Given instruction ▸
Word for word, give the material below again, minus any images.

>> START

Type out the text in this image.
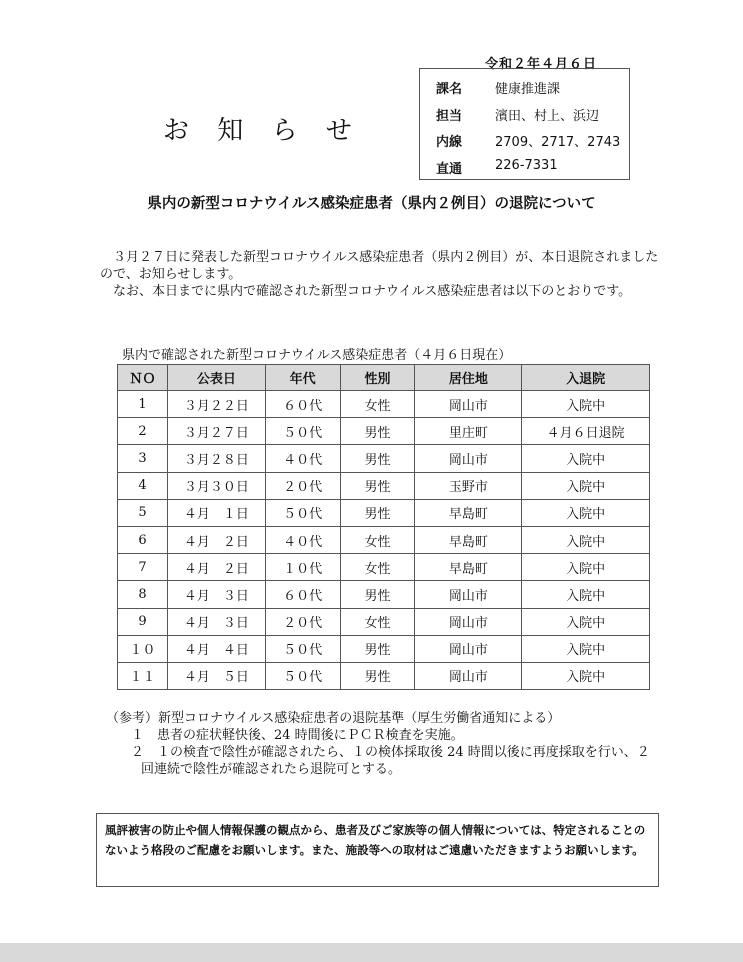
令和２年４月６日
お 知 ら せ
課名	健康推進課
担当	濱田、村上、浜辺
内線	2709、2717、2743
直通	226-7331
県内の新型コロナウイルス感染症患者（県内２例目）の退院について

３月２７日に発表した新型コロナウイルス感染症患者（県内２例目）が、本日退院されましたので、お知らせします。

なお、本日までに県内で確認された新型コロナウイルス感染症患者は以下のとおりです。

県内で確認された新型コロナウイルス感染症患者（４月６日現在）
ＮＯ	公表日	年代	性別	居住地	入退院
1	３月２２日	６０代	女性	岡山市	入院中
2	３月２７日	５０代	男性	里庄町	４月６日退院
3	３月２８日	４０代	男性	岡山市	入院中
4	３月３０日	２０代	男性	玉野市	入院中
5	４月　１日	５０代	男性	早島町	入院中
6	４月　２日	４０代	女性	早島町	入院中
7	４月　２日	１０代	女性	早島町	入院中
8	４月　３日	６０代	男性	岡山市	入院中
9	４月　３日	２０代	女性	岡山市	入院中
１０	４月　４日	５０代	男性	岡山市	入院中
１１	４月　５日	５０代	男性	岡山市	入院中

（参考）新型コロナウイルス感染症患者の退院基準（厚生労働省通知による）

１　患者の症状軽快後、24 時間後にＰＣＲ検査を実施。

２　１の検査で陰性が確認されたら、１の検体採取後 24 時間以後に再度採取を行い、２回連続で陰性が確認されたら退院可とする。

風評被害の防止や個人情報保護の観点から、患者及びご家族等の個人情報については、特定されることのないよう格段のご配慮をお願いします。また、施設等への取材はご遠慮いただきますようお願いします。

>> END

Output of the task ▸
Type out the text in this image.
令和２年４月６日
お 知 ら せ
課名	健康推進課
担当	濱田、村上、浜辺
内線	2709、2717、2743
直通	226-7331
県内の新型コロナウイルス感染症患者（県内２例目）の退院について

３月２７日に発表した新型コロナウイルス感染症患者（県内２例目）が、本日退院されましたので、お知らせします。

なお、本日までに県内で確認された新型コロナウイルス感染症患者は以下のとおりです。

県内で確認された新型コロナウイルス感染症患者（４月６日現在）
ＮＯ	公表日	年代	性別	居住地	入退院
1	３月２２日	６０代	女性	岡山市	入院中
2	３月２７日	５０代	男性	里庄町	４月６日退院
3	３月２８日	４０代	男性	岡山市	入院中
4	３月３０日	２０代	男性	玉野市	入院中
5	４月　１日	５０代	男性	早島町	入院中
6	４月　２日	４０代	女性	早島町	入院中
7	４月　２日	１０代	女性	早島町	入院中
8	４月　３日	６０代	男性	岡山市	入院中
9	４月　３日	２０代	女性	岡山市	入院中
１０	４月　４日	５０代	男性	岡山市	入院中
１１	４月　５日	５０代	男性	岡山市	入院中

（参考）新型コロナウイルス感染症患者の退院基準（厚生労働省通知による）

１　患者の症状軽快後、24 時間後にＰＣＲ検査を実施。

２　１の検査で陰性が確認されたら、１の検体採取後 24 時間以後に再度採取を行い、２回連続で陰性が確認されたら退院可とする。

風評被害の防止や個人情報保護の観点から、患者及びご家族等の個人情報については、特定されることのないよう格段のご配慮をお願いします。また、施設等への取材はご遠慮いただきますようお願いします。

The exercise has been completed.